**Records to use:**
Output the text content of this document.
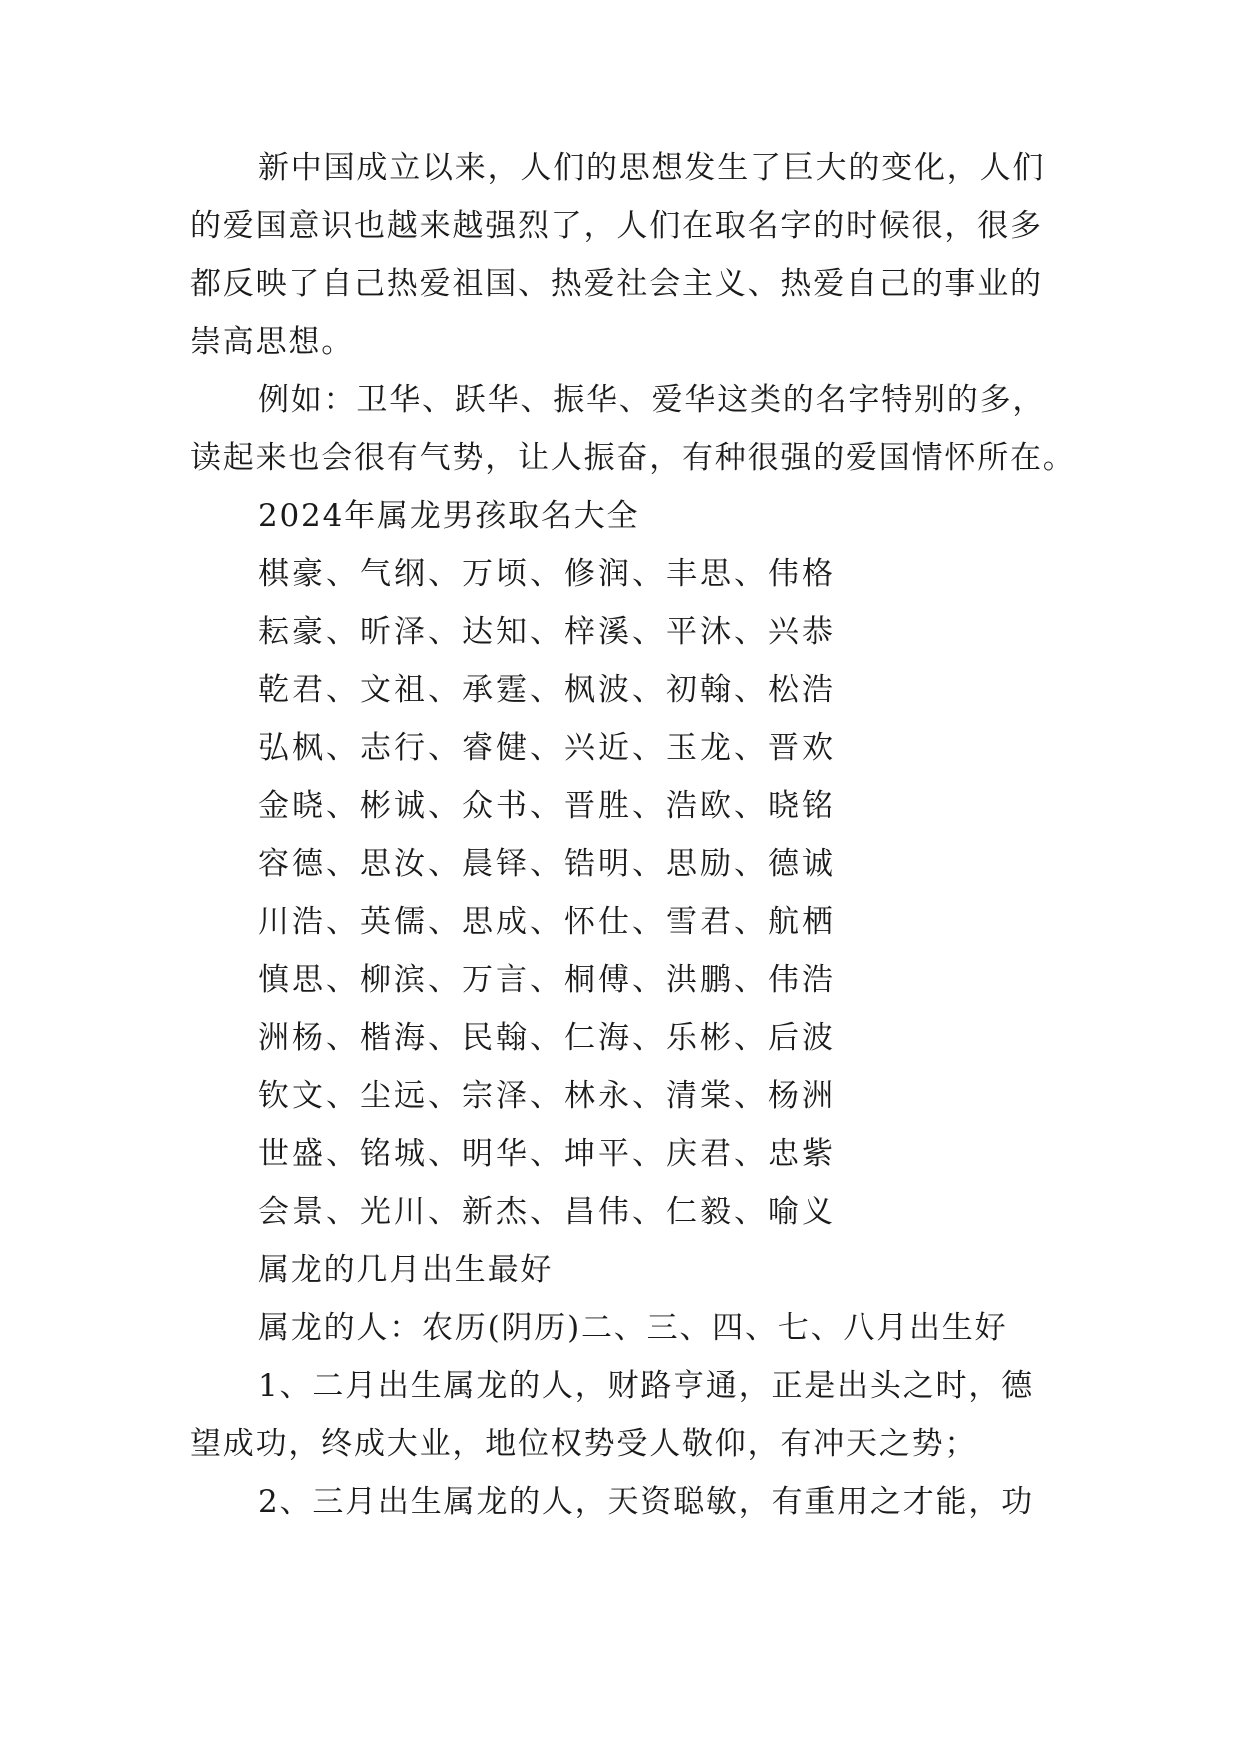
新中国成立以来，人们的思想发生了巨大的变化，人们
的爱国意识也越来越强烈了，人们在取名字的时候很，很多
都反映了自己热爱祖国、热爱社会主义、热爱自己的事业的
崇高思想。
例如：卫华、跃华、振华、爱华这类的名字特别的多，
读起来也会很有气势，让人振奋，有种很强的爱国情怀所在。
2024年属龙男孩取名大全
棋豪、气纲、万顷、修润、丰思、伟格
耘豪、昕泽、达知、梓溪、平沐、兴恭
乾君、文祖、承霆、枫波、初翰、松浩
弘枫、志行、睿健、兴近、玉龙、晋欢
金晓、彬诚、众书、晋胜、浩欧、晓铭
容德、思汝、晨铎、锆明、思励、德诚
川浩、英儒、思成、怀仕、雪君、航栖
慎思、柳滨、万言、桐傅、洪鹏、伟浩
洲杨、楷海、民翰、仁海、乐彬、后波
钦文、尘远、宗泽、林永、清棠、杨洲
世盛、铭城、明华、坤平、庆君、忠紫
会景、光川、新杰、昌伟、仁毅、喻义
属龙的几月出生最好
属龙的人：农历(阴历)二、三、四、七、八月出生好
1、二月出生属龙的人，财路亨通，正是出头之时，德
望成功，终成大业，地位权势受人敬仰，有冲天之势；
2、三月出生属龙的人，天资聪敏，有重用之才能，功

**Aim of the task:**
Could you reproduce every record above exactly, leaving out the pictures?

**Problem solution:**
Output the text content of this document.
新中国成立以来，人们的思想发生了巨大的变化，人们
的爱国意识也越来越强烈了，人们在取名字的时候很，很多
都反映了自己热爱祖国、热爱社会主义、热爱自己的事业的
崇高思想。
例如：卫华、跃华、振华、爱华这类的名字特别的多，
读起来也会很有气势，让人振奋，有种很强的爱国情怀所在。
2024年属龙男孩取名大全
棋豪、气纲、万顷、修润、丰思、伟格
耘豪、昕泽、达知、梓溪、平沐、兴恭
乾君、文祖、承霆、枫波、初翰、松浩
弘枫、志行、睿健、兴近、玉龙、晋欢
金晓、彬诚、众书、晋胜、浩欧、晓铭
容德、思汝、晨铎、锆明、思励、德诚
川浩、英儒、思成、怀仕、雪君、航栖
慎思、柳滨、万言、桐傅、洪鹏、伟浩
洲杨、楷海、民翰、仁海、乐彬、后波
钦文、尘远、宗泽、林永、清棠、杨洲
世盛、铭城、明华、坤平、庆君、忠紫
会景、光川、新杰、昌伟、仁毅、喻义
属龙的几月出生最好
属龙的人：农历(阴历)二、三、四、七、八月出生好
1、二月出生属龙的人，财路亨通，正是出头之时，德
望成功，终成大业，地位权势受人敬仰，有冲天之势；
2、三月出生属龙的人，天资聪敏，有重用之才能，功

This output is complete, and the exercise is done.